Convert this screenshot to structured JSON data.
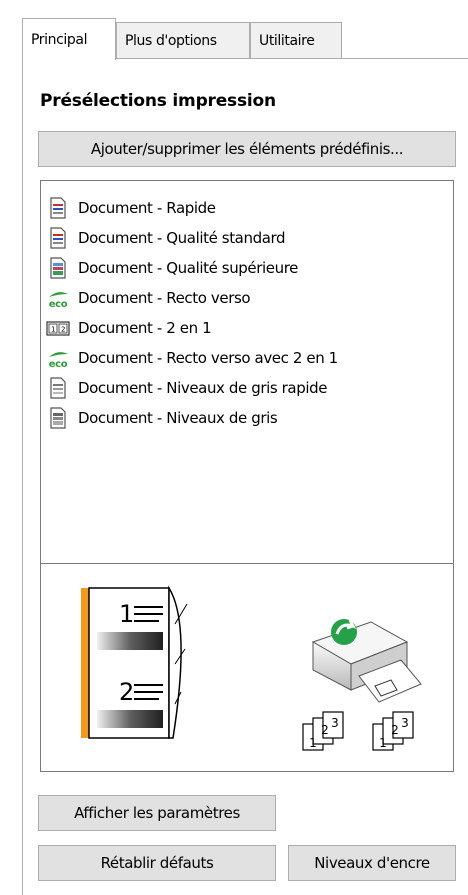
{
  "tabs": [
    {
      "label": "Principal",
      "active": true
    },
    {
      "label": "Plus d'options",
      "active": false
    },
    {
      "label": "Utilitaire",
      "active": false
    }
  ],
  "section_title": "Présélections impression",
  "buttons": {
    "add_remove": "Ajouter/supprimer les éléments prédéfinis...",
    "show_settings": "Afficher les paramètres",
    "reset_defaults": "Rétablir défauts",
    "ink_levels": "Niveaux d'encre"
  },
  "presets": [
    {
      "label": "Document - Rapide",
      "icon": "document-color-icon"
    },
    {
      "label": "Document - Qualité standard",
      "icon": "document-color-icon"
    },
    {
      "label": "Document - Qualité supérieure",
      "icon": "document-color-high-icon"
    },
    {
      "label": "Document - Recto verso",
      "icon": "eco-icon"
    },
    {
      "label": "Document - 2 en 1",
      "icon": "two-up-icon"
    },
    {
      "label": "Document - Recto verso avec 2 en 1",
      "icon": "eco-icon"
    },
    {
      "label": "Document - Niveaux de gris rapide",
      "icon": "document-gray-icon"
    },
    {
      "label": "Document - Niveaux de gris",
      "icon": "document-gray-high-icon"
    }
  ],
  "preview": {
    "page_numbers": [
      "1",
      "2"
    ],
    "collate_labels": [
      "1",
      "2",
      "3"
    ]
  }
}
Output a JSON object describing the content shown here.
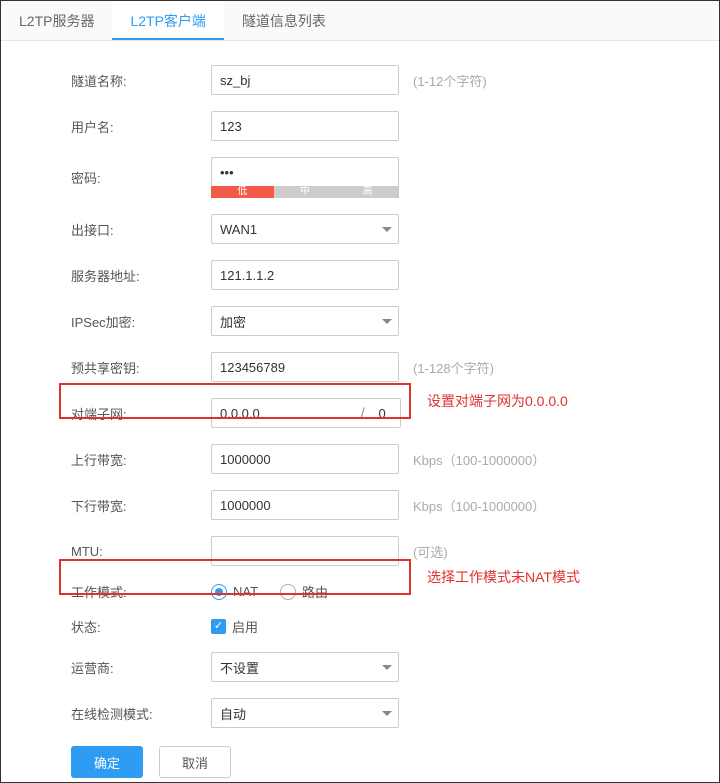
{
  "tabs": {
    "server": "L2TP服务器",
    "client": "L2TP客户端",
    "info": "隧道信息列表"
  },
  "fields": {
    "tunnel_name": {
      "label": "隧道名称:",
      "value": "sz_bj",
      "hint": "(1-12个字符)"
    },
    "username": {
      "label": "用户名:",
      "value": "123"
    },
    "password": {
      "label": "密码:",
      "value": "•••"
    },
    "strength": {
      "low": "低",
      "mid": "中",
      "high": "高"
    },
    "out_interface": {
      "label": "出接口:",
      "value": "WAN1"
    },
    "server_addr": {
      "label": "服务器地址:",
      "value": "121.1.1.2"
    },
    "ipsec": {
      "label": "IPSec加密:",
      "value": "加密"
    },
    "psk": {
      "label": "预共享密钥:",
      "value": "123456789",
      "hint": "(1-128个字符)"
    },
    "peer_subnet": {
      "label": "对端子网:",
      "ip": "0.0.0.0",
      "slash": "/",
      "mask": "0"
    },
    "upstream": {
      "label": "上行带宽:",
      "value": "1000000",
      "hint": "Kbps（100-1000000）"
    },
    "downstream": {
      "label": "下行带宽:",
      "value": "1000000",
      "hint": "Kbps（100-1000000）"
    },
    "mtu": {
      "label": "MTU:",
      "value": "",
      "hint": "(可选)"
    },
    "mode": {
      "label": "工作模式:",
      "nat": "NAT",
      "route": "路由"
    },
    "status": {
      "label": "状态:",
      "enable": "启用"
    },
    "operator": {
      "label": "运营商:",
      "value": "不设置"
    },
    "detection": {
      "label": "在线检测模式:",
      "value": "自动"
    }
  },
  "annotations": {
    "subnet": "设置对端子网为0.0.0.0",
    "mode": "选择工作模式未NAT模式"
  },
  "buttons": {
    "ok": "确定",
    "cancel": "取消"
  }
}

┄┄┄┄┄┄

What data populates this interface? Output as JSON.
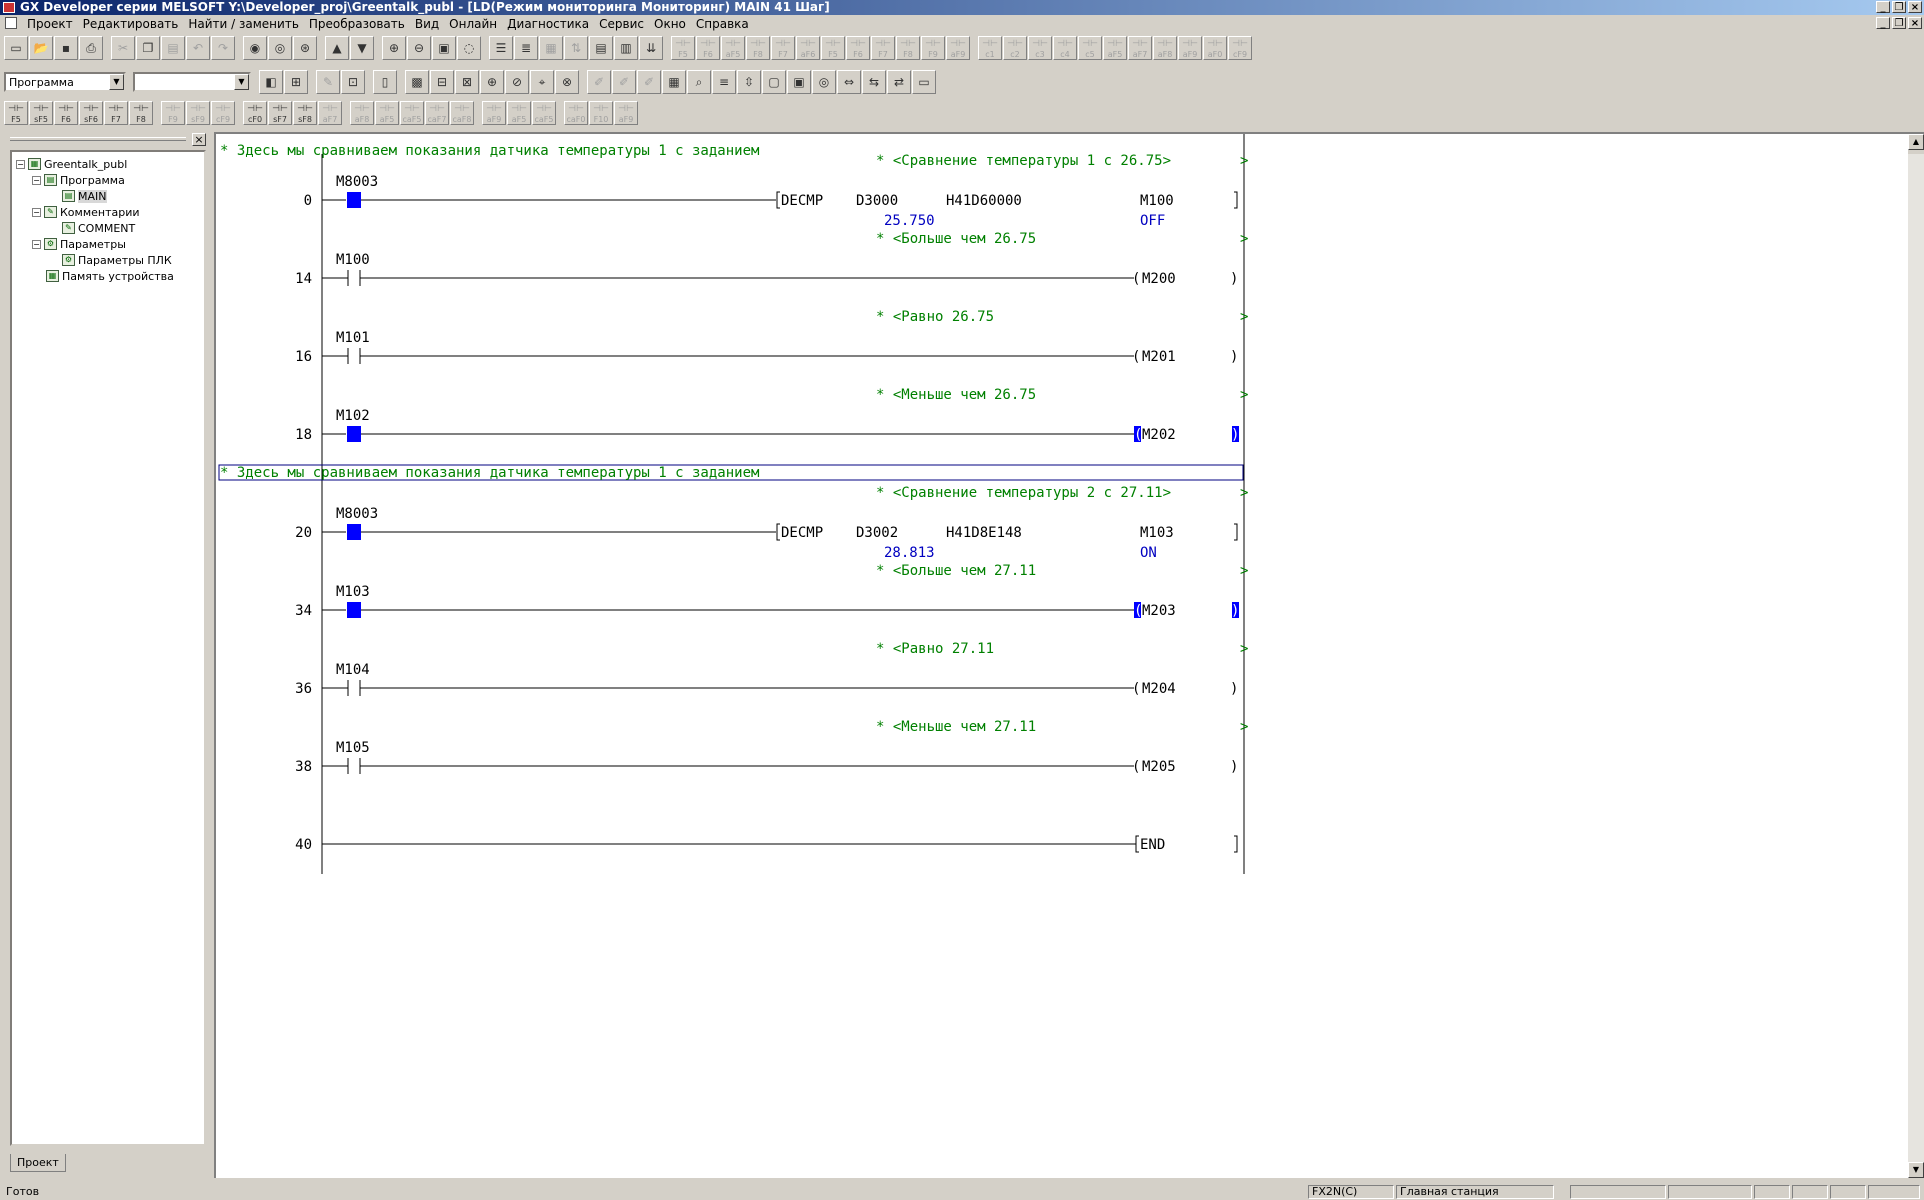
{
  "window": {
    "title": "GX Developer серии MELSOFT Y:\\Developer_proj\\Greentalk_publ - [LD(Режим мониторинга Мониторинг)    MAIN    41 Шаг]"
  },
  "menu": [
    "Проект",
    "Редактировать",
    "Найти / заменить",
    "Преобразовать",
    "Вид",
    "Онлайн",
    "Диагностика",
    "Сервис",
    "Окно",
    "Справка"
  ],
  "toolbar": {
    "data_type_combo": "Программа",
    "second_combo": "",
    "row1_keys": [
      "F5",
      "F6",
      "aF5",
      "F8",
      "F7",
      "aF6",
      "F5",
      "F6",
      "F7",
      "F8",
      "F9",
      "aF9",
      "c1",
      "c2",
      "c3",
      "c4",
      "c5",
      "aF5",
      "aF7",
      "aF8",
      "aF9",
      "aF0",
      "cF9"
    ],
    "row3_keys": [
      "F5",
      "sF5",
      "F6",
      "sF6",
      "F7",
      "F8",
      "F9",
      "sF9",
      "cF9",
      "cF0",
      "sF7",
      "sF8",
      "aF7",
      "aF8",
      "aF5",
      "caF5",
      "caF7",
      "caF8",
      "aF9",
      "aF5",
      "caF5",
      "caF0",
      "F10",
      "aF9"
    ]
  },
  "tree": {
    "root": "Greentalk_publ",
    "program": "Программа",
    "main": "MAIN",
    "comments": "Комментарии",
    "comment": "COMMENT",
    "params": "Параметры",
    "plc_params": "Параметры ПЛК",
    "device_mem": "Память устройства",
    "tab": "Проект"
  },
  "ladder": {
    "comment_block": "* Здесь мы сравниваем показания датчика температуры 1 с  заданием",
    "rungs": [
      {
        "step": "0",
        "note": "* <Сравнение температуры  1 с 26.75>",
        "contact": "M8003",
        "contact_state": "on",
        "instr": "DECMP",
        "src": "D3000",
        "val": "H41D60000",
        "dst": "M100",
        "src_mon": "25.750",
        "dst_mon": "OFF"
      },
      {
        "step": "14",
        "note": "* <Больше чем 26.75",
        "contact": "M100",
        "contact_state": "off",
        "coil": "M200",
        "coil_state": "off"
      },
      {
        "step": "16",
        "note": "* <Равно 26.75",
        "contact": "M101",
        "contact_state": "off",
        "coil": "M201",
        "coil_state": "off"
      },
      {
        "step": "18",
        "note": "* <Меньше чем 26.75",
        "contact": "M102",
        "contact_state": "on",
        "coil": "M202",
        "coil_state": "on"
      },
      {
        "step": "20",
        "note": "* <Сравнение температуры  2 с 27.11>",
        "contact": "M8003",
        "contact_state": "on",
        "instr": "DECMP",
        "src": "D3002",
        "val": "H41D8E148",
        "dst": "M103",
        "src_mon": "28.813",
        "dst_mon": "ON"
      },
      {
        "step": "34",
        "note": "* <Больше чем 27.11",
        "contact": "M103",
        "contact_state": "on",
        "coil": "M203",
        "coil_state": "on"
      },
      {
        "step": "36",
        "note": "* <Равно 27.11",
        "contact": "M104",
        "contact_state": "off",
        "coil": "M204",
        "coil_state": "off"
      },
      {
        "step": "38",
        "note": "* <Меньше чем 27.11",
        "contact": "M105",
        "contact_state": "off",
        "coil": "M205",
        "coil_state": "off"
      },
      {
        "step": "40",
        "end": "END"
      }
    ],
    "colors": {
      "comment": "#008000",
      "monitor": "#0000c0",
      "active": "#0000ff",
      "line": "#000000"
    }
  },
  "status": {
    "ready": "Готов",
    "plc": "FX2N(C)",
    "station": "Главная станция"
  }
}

┄┄┄┄┄┄

Your objective: Copy out the lines in which the string "gray" appears.

Reply:
      "icon": "document-gray-icon"
      "icon": "document-gray-high-icon"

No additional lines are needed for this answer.